Take the material below and retype it in full; pictures are left out.

Provided data =>
--------------------------------------------------

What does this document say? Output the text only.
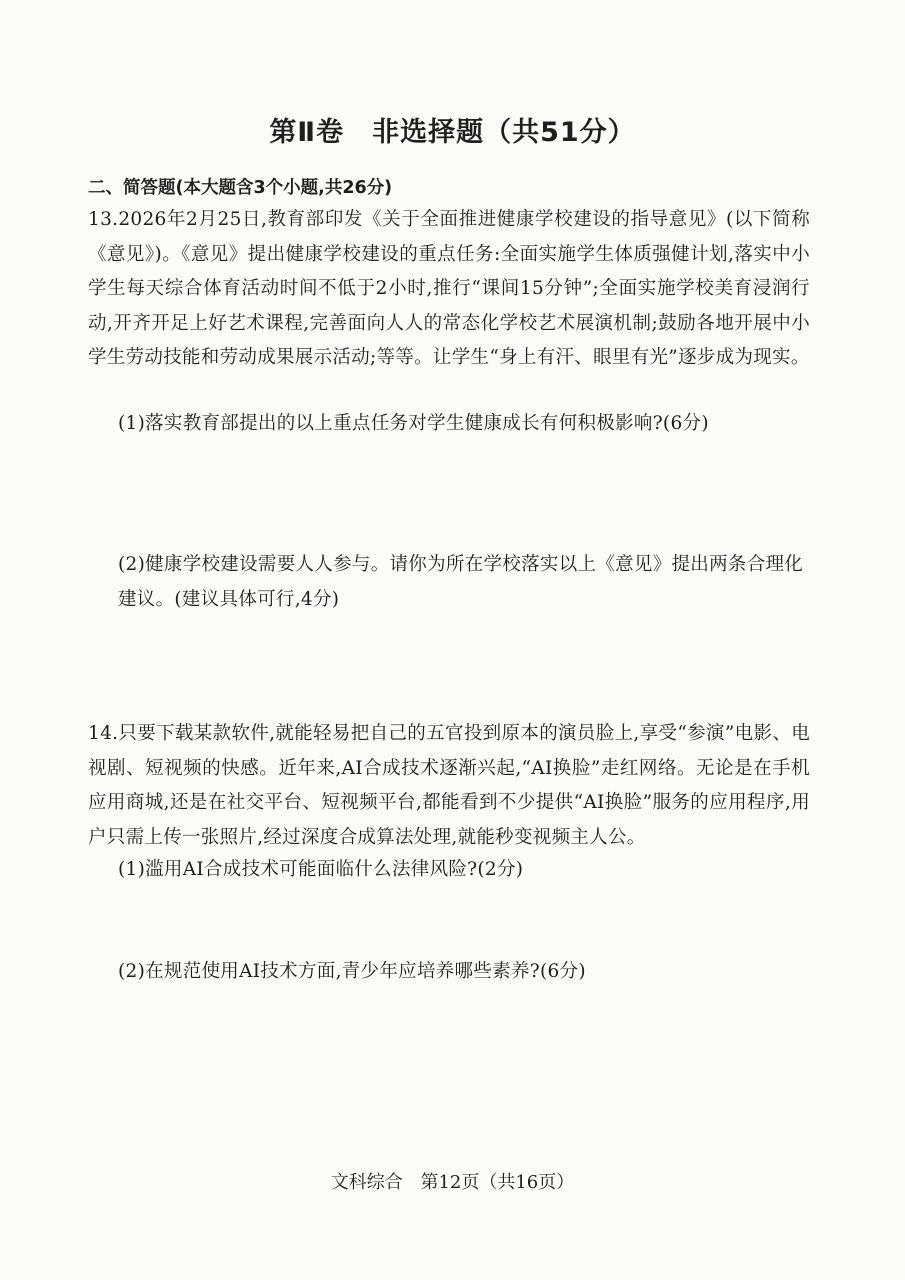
第Ⅱ卷　非选择题（共51分）
二、简答题(本大题含3个小题,共26分)
13.2026年2月25日,教育部印发《关于全面推进健康学校建设的指导意见》(以下简称《意见》)。《意见》提出健康学校建设的重点任务:全面实施学生体质强健计划,落实中小学生每天综合体育活动时间不低于2小时,推行“课间15分钟”;全面实施学校美育浸润行动,开齐开足上好艺术课程,完善面向人人的常态化学校艺术展演机制;鼓励各地开展中小学生劳动技能和劳动成果展示活动;等等。让学生“身上有汗、眼里有光”逐步成为现实。
(1)落实教育部提出的以上重点任务对学生健康成长有何积极影响?(6分)
(2)健康学校建设需要人人参与。请你为所在学校落实以上《意见》提出两条合理化建议。(建议具体可行,4分)
14.只要下载某款软件,就能轻易把自己的五官投到原本的演员脸上,享受“参演”电影、电视剧、短视频的快感。近年来,AI合成技术逐渐兴起,“AI换脸”走红网络。无论是在手机应用商城,还是在社交平台、短视频平台,都能看到不少提供“AI换脸”服务的应用程序,用户只需上传一张照片,经过深度合成算法处理,就能秒变视频主人公。
(1)滥用AI合成技术可能面临什么法律风险?(2分)
(2)在规范使用AI技术方面,青少年应培养哪些素养?(6分)
文科综合 第12页（共16页）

--------------------------------------------------

The response =>
What does this document say? Output the text only.
第Ⅱ卷　非选择题（共51分）
二、简答题(本大题含3个小题,共26分)
13.2026年2月25日,教育部印发《关于全面推进健康学校建设的指导意见》(以下简称《意见》)。《意见》提出健康学校建设的重点任务:全面实施学生体质强健计划,落实中小学生每天综合体育活动时间不低于2小时,推行“课间15分钟”;全面实施学校美育浸润行动,开齐开足上好艺术课程,完善面向人人的常态化学校艺术展演机制;鼓励各地开展中小学生劳动技能和劳动成果展示活动;等等。让学生“身上有汗、眼里有光”逐步成为现实。
(1)落实教育部提出的以上重点任务对学生健康成长有何积极影响?(6分)
(2)健康学校建设需要人人参与。请你为所在学校落实以上《意见》提出两条合理化建议。(建议具体可行,4分)
14.只要下载某款软件,就能轻易把自己的五官投到原本的演员脸上,享受“参演”电影、电视剧、短视频的快感。近年来,AI合成技术逐渐兴起,“AI换脸”走红网络。无论是在手机应用商城,还是在社交平台、短视频平台,都能看到不少提供“AI换脸”服务的应用程序,用户只需上传一张照片,经过深度合成算法处理,就能秒变视频主人公。
(1)滥用AI合成技术可能面临什么法律风险?(2分)
(2)在规范使用AI技术方面,青少年应培养哪些素养?(6分)
文科综合 第12页（共16页）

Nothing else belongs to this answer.